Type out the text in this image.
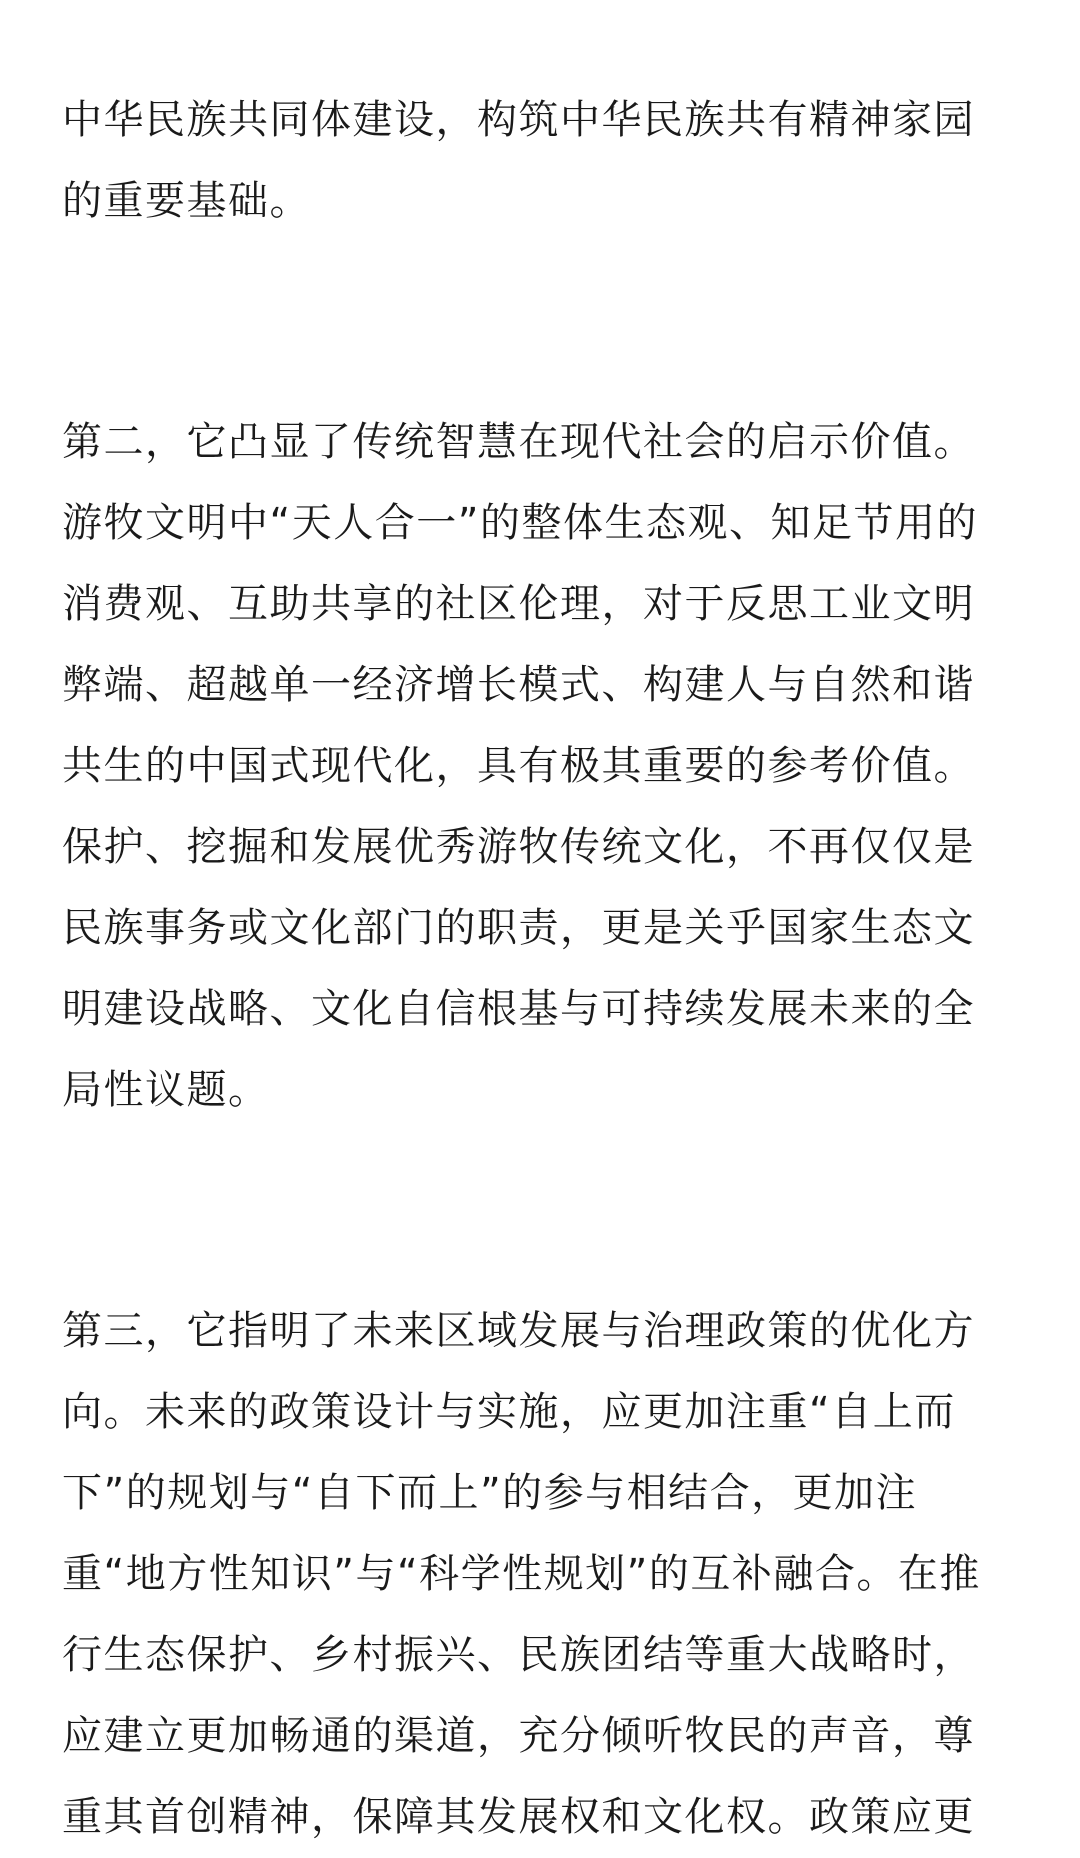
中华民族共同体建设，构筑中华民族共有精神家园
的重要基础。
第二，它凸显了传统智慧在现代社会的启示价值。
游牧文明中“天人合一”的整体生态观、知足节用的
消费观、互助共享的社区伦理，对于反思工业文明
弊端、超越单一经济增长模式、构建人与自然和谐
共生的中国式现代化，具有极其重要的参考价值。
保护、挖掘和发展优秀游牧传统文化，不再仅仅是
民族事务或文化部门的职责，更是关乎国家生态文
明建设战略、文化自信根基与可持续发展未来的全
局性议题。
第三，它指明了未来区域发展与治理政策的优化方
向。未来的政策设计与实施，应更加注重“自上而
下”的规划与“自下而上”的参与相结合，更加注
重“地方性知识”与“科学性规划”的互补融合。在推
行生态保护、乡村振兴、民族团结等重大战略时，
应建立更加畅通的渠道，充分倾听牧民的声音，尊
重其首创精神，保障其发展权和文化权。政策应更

* * * * * * * * *

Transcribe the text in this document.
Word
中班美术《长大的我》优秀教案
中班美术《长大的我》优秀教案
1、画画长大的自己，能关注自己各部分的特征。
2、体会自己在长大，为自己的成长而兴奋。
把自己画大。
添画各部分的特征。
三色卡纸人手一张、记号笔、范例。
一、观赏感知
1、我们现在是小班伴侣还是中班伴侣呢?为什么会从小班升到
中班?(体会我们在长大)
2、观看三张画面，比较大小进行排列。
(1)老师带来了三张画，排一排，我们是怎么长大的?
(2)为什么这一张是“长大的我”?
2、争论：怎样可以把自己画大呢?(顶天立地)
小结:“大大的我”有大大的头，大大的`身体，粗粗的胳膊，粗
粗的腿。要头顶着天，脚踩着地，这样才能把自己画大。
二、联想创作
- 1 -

* * * * * * * * *

__Work to do__. Check each line of the records for the word "this" and extract those that contain it.

__Task response__.
Type out the text in this image.
Transcribe the text in this document.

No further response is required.